(Figure data in JSON)
════════

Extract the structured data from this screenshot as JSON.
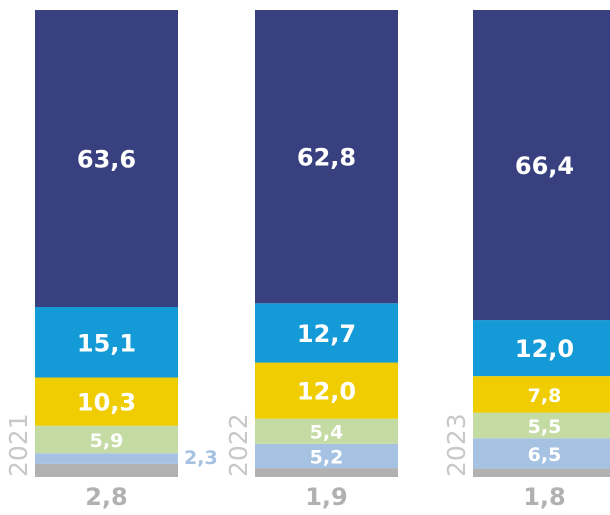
{
  "chart_data": {
    "type": "stacked-bar",
    "categories": [
      "2021",
      "2022",
      "2023"
    ],
    "series": [
      {
        "color": "#b1b1b1",
        "values": [
          2.8,
          1.9,
          1.8
        ],
        "value_labels": [
          "2,8",
          "1,9",
          "1,8"
        ]
      },
      {
        "color": "#a5c2e2",
        "values": [
          2.3,
          5.2,
          6.5
        ],
        "value_labels": [
          "2,3",
          "5,2",
          "6,5"
        ]
      },
      {
        "color": "#c5dba4",
        "values": [
          5.9,
          5.4,
          5.5
        ],
        "value_labels": [
          "5,9",
          "5,4",
          "5,5"
        ]
      },
      {
        "color": "#f0cd00",
        "values": [
          10.3,
          12.0,
          7.8
        ],
        "value_labels": [
          "10,3",
          "12,0",
          "7,8"
        ]
      },
      {
        "color": "#159ad8",
        "values": [
          15.1,
          12.7,
          12.0
        ],
        "value_labels": [
          "15,1",
          "12,7",
          "12,0"
        ]
      },
      {
        "color": "#38407f",
        "values": [
          63.6,
          62.8,
          66.4
        ],
        "value_labels": [
          "63,6",
          "62,8",
          "66,4"
        ]
      }
    ]
  }
}
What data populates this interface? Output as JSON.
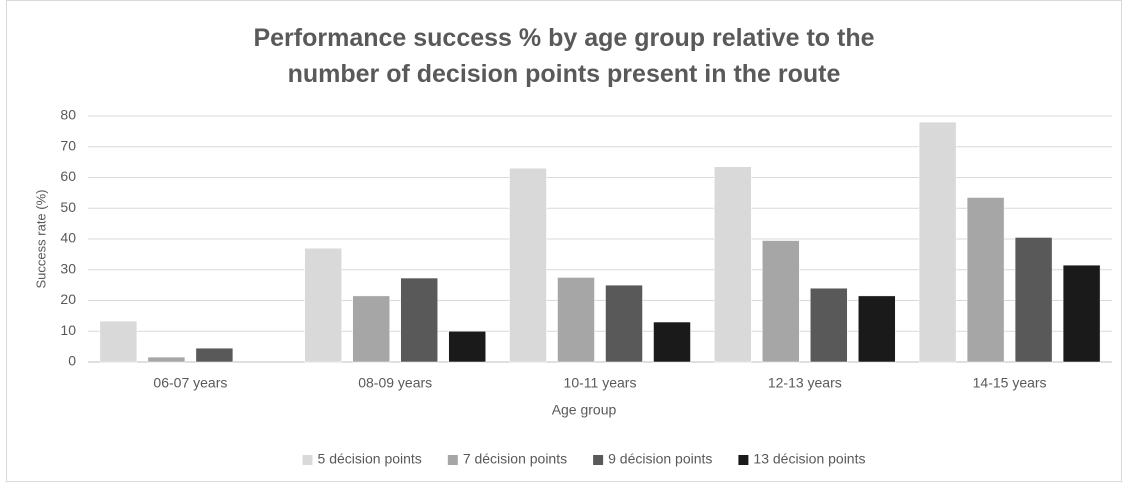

════════

STATED EXERCISE - Set down all the data again exactly as above, pictures excluded.

EXERCISE SOLUTION -
Extract the structured data from this screenshot as JSON.
{
  "chart_data": {
    "type": "stacked-bar",
    "categories": [
      "2021",
      "2022",
      "2023"
    ],
    "series": [
      {
        "color": "#b1b1b1",
        "values": [
          2.8,
          1.9,
          1.8
        ],
        "value_labels": [
          "2,8",
          "1,9",
          "1,8"
        ]
      },
      {
        "color": "#a5c2e2",
        "values": [
          2.3,
          5.2,
          6.5
        ],
        "value_labels": [
          "2,3",
          "5,2",
          "6,5"
        ]
      },
      {
        "color": "#c5dba4",
        "values": [
          5.9,
          5.4,
          5.5
        ],
        "value_labels": [
          "5,9",
          "5,4",
          "5,5"
        ]
      },
      {
        "color": "#f0cd00",
        "values": [
          10.3,
          12.0,
          7.8
        ],
        "value_labels": [
          "10,3",
          "12,0",
          "7,8"
        ]
      },
      {
        "color": "#159ad8",
        "values": [
          15.1,
          12.7,
          12.0
        ],
        "value_labels": [
          "15,1",
          "12,7",
          "12,0"
        ]
      },
      {
        "color": "#38407f",
        "values": [
          63.6,
          62.8,
          66.4
        ],
        "value_labels": [
          "63,6",
          "62,8",
          "66,4"
        ]
      }
    ]
  }
}
What data populates this interface? Output as JSON.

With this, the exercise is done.